● Material shown

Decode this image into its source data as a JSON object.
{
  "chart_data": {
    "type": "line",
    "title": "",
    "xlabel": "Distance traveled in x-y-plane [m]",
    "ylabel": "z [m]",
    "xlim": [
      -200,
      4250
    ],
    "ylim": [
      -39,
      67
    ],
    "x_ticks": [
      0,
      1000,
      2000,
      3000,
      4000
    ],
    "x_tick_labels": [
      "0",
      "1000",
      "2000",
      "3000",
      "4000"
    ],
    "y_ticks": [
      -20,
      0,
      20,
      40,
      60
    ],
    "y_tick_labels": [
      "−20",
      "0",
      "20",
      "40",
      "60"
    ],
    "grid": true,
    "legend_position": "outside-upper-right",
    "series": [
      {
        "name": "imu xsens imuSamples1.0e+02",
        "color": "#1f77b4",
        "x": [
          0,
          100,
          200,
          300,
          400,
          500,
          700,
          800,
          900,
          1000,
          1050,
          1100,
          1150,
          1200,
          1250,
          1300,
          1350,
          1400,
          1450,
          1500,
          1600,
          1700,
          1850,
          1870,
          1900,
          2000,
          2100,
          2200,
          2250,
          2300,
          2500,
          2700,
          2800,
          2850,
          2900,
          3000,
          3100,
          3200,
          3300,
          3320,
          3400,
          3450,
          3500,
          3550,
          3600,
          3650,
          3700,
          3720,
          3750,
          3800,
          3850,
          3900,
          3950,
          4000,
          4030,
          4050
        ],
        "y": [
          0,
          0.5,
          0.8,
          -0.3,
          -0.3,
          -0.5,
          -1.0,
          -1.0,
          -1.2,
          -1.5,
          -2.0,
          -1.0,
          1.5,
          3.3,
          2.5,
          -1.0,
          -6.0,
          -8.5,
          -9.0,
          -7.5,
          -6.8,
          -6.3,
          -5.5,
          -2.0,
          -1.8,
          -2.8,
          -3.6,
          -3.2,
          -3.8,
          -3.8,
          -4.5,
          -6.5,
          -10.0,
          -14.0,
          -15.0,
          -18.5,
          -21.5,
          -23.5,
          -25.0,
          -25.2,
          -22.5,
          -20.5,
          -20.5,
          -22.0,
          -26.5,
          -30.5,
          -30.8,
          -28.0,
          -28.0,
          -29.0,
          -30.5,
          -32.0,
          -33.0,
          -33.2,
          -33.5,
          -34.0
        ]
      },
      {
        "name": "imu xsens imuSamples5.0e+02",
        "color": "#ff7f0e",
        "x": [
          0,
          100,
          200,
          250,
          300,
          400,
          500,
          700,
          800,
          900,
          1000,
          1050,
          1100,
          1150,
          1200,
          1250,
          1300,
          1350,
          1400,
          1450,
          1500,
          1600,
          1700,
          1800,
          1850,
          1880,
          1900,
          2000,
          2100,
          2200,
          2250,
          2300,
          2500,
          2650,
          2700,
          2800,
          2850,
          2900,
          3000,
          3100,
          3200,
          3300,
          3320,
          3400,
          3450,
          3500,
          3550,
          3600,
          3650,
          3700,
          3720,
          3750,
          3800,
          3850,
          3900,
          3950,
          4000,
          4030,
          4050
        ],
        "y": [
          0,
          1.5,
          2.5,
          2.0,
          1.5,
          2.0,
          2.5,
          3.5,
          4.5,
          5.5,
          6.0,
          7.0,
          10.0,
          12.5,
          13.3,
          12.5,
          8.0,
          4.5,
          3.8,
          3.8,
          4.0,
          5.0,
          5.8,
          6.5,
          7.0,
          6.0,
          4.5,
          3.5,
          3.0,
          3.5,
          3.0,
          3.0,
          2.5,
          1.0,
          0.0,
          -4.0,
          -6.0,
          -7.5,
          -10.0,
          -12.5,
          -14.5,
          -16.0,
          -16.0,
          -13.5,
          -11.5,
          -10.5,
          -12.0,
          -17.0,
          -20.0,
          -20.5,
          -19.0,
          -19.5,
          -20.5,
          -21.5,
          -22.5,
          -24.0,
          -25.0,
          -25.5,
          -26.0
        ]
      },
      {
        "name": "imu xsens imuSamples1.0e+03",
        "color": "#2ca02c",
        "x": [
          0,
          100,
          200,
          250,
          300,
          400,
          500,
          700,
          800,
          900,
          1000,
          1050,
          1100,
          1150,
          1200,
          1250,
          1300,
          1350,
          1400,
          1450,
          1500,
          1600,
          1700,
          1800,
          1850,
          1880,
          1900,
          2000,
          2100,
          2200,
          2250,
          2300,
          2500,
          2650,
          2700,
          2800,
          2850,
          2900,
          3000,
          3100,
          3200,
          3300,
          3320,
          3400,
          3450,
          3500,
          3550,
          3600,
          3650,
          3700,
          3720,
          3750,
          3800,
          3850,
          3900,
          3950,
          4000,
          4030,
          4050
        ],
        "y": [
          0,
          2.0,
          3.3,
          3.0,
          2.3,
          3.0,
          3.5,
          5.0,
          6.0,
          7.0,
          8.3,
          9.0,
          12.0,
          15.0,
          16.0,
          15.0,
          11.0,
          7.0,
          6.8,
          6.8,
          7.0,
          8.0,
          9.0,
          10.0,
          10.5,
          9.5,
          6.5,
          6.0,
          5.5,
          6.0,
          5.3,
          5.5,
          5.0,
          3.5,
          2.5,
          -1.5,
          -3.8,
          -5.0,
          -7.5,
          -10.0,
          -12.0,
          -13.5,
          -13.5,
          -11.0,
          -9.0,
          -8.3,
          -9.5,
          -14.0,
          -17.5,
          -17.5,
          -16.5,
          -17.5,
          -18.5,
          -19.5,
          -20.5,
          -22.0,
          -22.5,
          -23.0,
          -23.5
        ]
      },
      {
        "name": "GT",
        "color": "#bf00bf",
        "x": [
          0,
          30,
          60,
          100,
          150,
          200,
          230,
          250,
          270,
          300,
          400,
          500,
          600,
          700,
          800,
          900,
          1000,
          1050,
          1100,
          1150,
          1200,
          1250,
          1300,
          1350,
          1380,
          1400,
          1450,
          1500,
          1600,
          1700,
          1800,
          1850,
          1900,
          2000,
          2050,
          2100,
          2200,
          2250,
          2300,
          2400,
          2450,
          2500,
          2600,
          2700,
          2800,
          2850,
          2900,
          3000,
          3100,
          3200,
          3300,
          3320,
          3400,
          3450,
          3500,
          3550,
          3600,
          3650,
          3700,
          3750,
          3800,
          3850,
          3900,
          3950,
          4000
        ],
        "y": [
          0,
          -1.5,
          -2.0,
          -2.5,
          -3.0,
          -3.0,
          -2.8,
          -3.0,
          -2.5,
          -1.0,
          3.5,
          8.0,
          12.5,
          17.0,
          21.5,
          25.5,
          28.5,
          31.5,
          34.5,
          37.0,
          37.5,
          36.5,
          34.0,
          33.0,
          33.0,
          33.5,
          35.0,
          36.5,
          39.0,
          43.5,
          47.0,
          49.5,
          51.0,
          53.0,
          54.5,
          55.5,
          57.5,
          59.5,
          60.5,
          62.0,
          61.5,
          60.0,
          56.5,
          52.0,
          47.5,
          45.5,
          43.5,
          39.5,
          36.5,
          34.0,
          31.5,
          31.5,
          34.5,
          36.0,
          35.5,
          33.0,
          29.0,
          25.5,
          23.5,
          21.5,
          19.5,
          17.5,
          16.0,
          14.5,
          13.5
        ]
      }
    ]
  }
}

● Set task
Print the records above exactly as they appear.

● Exercise result
Decode this image into its source data as a JSON object.
{
  "chart_data": {
    "type": "line",
    "title": "",
    "xlabel": "Distance traveled in x-y-plane [m]",
    "ylabel": "z [m]",
    "xlim": [
      -200,
      4250
    ],
    "ylim": [
      -39,
      67
    ],
    "x_ticks": [
      0,
      1000,
      2000,
      3000,
      4000
    ],
    "x_tick_labels": [
      "0",
      "1000",
      "2000",
      "3000",
      "4000"
    ],
    "y_ticks": [
      -20,
      0,
      20,
      40,
      60
    ],
    "y_tick_labels": [
      "−20",
      "0",
      "20",
      "40",
      "60"
    ],
    "grid": true,
    "legend_position": "outside-upper-right",
    "series": [
      {
        "name": "imu xsens imuSamples1.0e+02",
        "color": "#1f77b4",
        "x": [
          0,
          100,
          200,
          300,
          400,
          500,
          700,
          800,
          900,
          1000,
          1050,
          1100,
          1150,
          1200,
          1250,
          1300,
          1350,
          1400,
          1450,
          1500,
          1600,
          1700,
          1850,
          1870,
          1900,
          2000,
          2100,
          2200,
          2250,
          2300,
          2500,
          2700,
          2800,
          2850,
          2900,
          3000,
          3100,
          3200,
          3300,
          3320,
          3400,
          3450,
          3500,
          3550,
          3600,
          3650,
          3700,
          3720,
          3750,
          3800,
          3850,
          3900,
          3950,
          4000,
          4030,
          4050
        ],
        "y": [
          0,
          0.5,
          0.8,
          -0.3,
          -0.3,
          -0.5,
          -1.0,
          -1.0,
          -1.2,
          -1.5,
          -2.0,
          -1.0,
          1.5,
          3.3,
          2.5,
          -1.0,
          -6.0,
          -8.5,
          -9.0,
          -7.5,
          -6.8,
          -6.3,
          -5.5,
          -2.0,
          -1.8,
          -2.8,
          -3.6,
          -3.2,
          -3.8,
          -3.8,
          -4.5,
          -6.5,
          -10.0,
          -14.0,
          -15.0,
          -18.5,
          -21.5,
          -23.5,
          -25.0,
          -25.2,
          -22.5,
          -20.5,
          -20.5,
          -22.0,
          -26.5,
          -30.5,
          -30.8,
          -28.0,
          -28.0,
          -29.0,
          -30.5,
          -32.0,
          -33.0,
          -33.2,
          -33.5,
          -34.0
        ]
      },
      {
        "name": "imu xsens imuSamples5.0e+02",
        "color": "#ff7f0e",
        "x": [
          0,
          100,
          200,
          250,
          300,
          400,
          500,
          700,
          800,
          900,
          1000,
          1050,
          1100,
          1150,
          1200,
          1250,
          1300,
          1350,
          1400,
          1450,
          1500,
          1600,
          1700,
          1800,
          1850,
          1880,
          1900,
          2000,
          2100,
          2200,
          2250,
          2300,
          2500,
          2650,
          2700,
          2800,
          2850,
          2900,
          3000,
          3100,
          3200,
          3300,
          3320,
          3400,
          3450,
          3500,
          3550,
          3600,
          3650,
          3700,
          3720,
          3750,
          3800,
          3850,
          3900,
          3950,
          4000,
          4030,
          4050
        ],
        "y": [
          0,
          1.5,
          2.5,
          2.0,
          1.5,
          2.0,
          2.5,
          3.5,
          4.5,
          5.5,
          6.0,
          7.0,
          10.0,
          12.5,
          13.3,
          12.5,
          8.0,
          4.5,
          3.8,
          3.8,
          4.0,
          5.0,
          5.8,
          6.5,
          7.0,
          6.0,
          4.5,
          3.5,
          3.0,
          3.5,
          3.0,
          3.0,
          2.5,
          1.0,
          0.0,
          -4.0,
          -6.0,
          -7.5,
          -10.0,
          -12.5,
          -14.5,
          -16.0,
          -16.0,
          -13.5,
          -11.5,
          -10.5,
          -12.0,
          -17.0,
          -20.0,
          -20.5,
          -19.0,
          -19.5,
          -20.5,
          -21.5,
          -22.5,
          -24.0,
          -25.0,
          -25.5,
          -26.0
        ]
      },
      {
        "name": "imu xsens imuSamples1.0e+03",
        "color": "#2ca02c",
        "x": [
          0,
          100,
          200,
          250,
          300,
          400,
          500,
          700,
          800,
          900,
          1000,
          1050,
          1100,
          1150,
          1200,
          1250,
          1300,
          1350,
          1400,
          1450,
          1500,
          1600,
          1700,
          1800,
          1850,
          1880,
          1900,
          2000,
          2100,
          2200,
          2250,
          2300,
          2500,
          2650,
          2700,
          2800,
          2850,
          2900,
          3000,
          3100,
          3200,
          3300,
          3320,
          3400,
          3450,
          3500,
          3550,
          3600,
          3650,
          3700,
          3720,
          3750,
          3800,
          3850,
          3900,
          3950,
          4000,
          4030,
          4050
        ],
        "y": [
          0,
          2.0,
          3.3,
          3.0,
          2.3,
          3.0,
          3.5,
          5.0,
          6.0,
          7.0,
          8.3,
          9.0,
          12.0,
          15.0,
          16.0,
          15.0,
          11.0,
          7.0,
          6.8,
          6.8,
          7.0,
          8.0,
          9.0,
          10.0,
          10.5,
          9.5,
          6.5,
          6.0,
          5.5,
          6.0,
          5.3,
          5.5,
          5.0,
          3.5,
          2.5,
          -1.5,
          -3.8,
          -5.0,
          -7.5,
          -10.0,
          -12.0,
          -13.5,
          -13.5,
          -11.0,
          -9.0,
          -8.3,
          -9.5,
          -14.0,
          -17.5,
          -17.5,
          -16.5,
          -17.5,
          -18.5,
          -19.5,
          -20.5,
          -22.0,
          -22.5,
          -23.0,
          -23.5
        ]
      },
      {
        "name": "GT",
        "color": "#bf00bf",
        "x": [
          0,
          30,
          60,
          100,
          150,
          200,
          230,
          250,
          270,
          300,
          400,
          500,
          600,
          700,
          800,
          900,
          1000,
          1050,
          1100,
          1150,
          1200,
          1250,
          1300,
          1350,
          1380,
          1400,
          1450,
          1500,
          1600,
          1700,
          1800,
          1850,
          1900,
          2000,
          2050,
          2100,
          2200,
          2250,
          2300,
          2400,
          2450,
          2500,
          2600,
          2700,
          2800,
          2850,
          2900,
          3000,
          3100,
          3200,
          3300,
          3320,
          3400,
          3450,
          3500,
          3550,
          3600,
          3650,
          3700,
          3750,
          3800,
          3850,
          3900,
          3950,
          4000
        ],
        "y": [
          0,
          -1.5,
          -2.0,
          -2.5,
          -3.0,
          -3.0,
          -2.8,
          -3.0,
          -2.5,
          -1.0,
          3.5,
          8.0,
          12.5,
          17.0,
          21.5,
          25.5,
          28.5,
          31.5,
          34.5,
          37.0,
          37.5,
          36.5,
          34.0,
          33.0,
          33.0,
          33.5,
          35.0,
          36.5,
          39.0,
          43.5,
          47.0,
          49.5,
          51.0,
          53.0,
          54.5,
          55.5,
          57.5,
          59.5,
          60.5,
          62.0,
          61.5,
          60.0,
          56.5,
          52.0,
          47.5,
          45.5,
          43.5,
          39.5,
          36.5,
          34.0,
          31.5,
          31.5,
          34.5,
          36.0,
          35.5,
          33.0,
          29.0,
          25.5,
          23.5,
          21.5,
          19.5,
          17.5,
          16.0,
          14.5,
          13.5
        ]
      }
    ]
  }
}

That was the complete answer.